Update the entries below, replacing each "Toggle" with "Switch" and keeping every other line unchanged. Leave the pictures out of your version.

> DATA FOR THIS EXERCISE:
(begin)

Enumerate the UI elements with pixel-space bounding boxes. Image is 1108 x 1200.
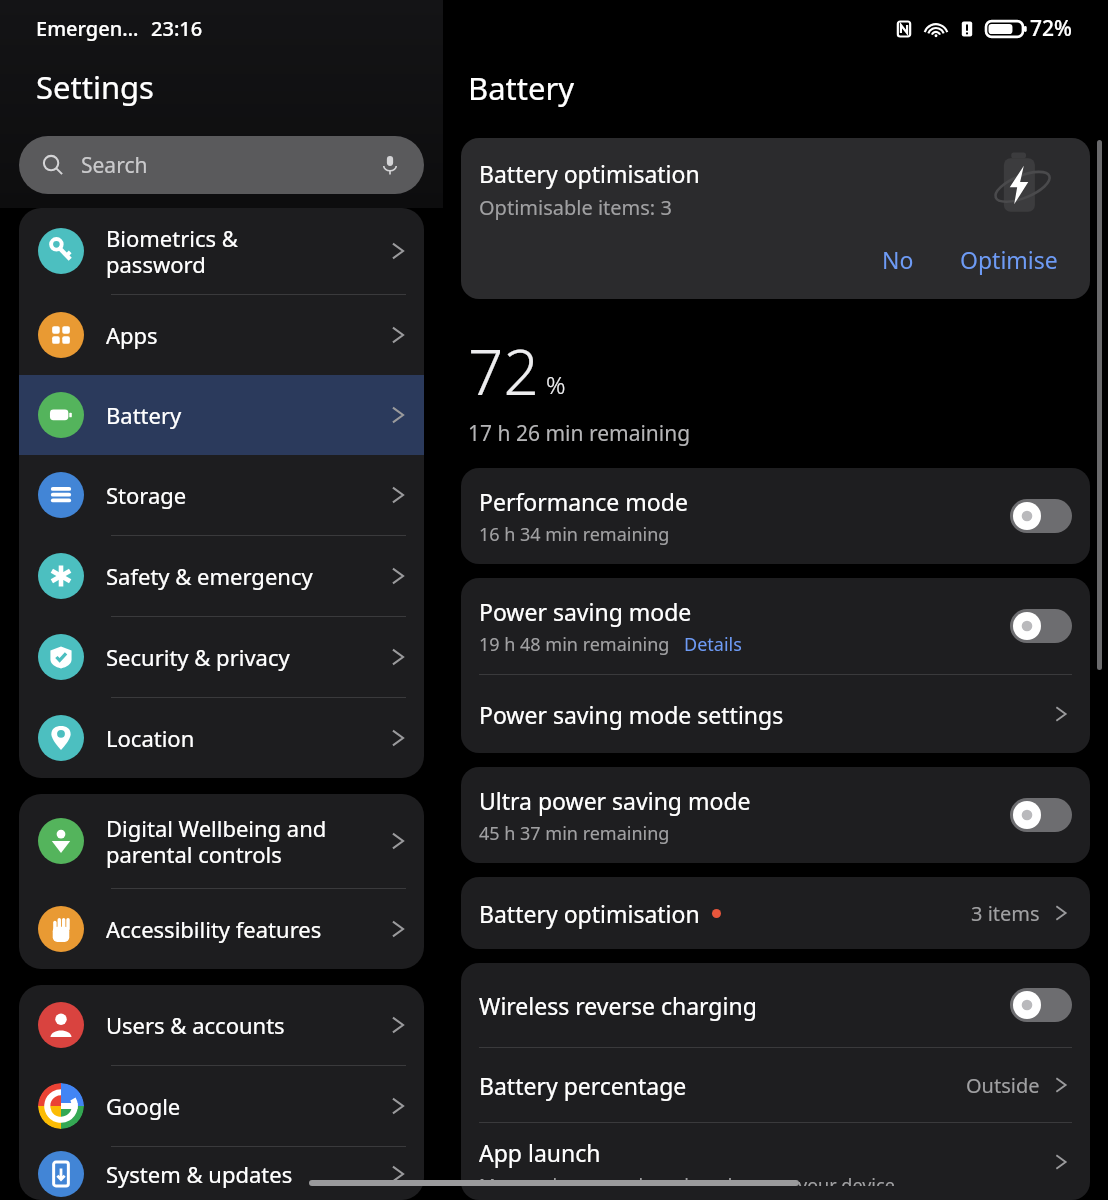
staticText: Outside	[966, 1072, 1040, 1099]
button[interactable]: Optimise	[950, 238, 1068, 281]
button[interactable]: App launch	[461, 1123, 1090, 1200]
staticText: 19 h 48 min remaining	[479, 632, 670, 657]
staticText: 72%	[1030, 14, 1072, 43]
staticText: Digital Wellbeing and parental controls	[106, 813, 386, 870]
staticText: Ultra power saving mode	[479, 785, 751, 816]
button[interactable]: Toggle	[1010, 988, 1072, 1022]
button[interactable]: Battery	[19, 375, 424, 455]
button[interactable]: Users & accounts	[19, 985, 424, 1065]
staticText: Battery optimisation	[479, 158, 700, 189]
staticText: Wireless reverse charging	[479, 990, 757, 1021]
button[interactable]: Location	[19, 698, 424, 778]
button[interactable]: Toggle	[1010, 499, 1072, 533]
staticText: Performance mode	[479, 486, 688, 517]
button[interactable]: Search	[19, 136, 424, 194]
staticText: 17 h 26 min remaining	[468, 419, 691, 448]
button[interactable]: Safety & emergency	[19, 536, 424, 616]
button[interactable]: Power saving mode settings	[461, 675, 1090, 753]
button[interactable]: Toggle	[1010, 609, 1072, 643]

(end)

> THE OUTPUT:
Enumerate the UI elements with pixel-space bounding boxes. Image is 1108 x 1200.
staticText: Outside	[966, 1072, 1040, 1099]
button[interactable]: Optimise	[950, 238, 1068, 281]
button[interactable]: App launch	[461, 1123, 1090, 1200]
staticText: 19 h 48 min remaining	[479, 632, 670, 657]
staticText: 72%	[1030, 14, 1072, 43]
staticText: Digital Wellbeing and parental controls	[106, 813, 386, 870]
staticText: Ultra power saving mode	[479, 785, 751, 816]
button[interactable]: Switch	[1010, 988, 1072, 1022]
button[interactable]: Battery	[19, 375, 424, 455]
button[interactable]: Users & accounts	[19, 985, 424, 1065]
staticText: Battery optimisation	[479, 158, 700, 189]
staticText: Wireless reverse charging	[479, 990, 757, 1021]
button[interactable]: Location	[19, 698, 424, 778]
button[interactable]: Switch	[1010, 499, 1072, 533]
staticText: Performance mode	[479, 486, 688, 517]
button[interactable]: Search	[19, 136, 424, 194]
staticText: 17 h 26 min remaining	[468, 419, 691, 448]
button[interactable]: Safety & emergency	[19, 536, 424, 616]
button[interactable]: Power saving mode settings	[461, 675, 1090, 753]
button[interactable]: Switch	[1010, 609, 1072, 643]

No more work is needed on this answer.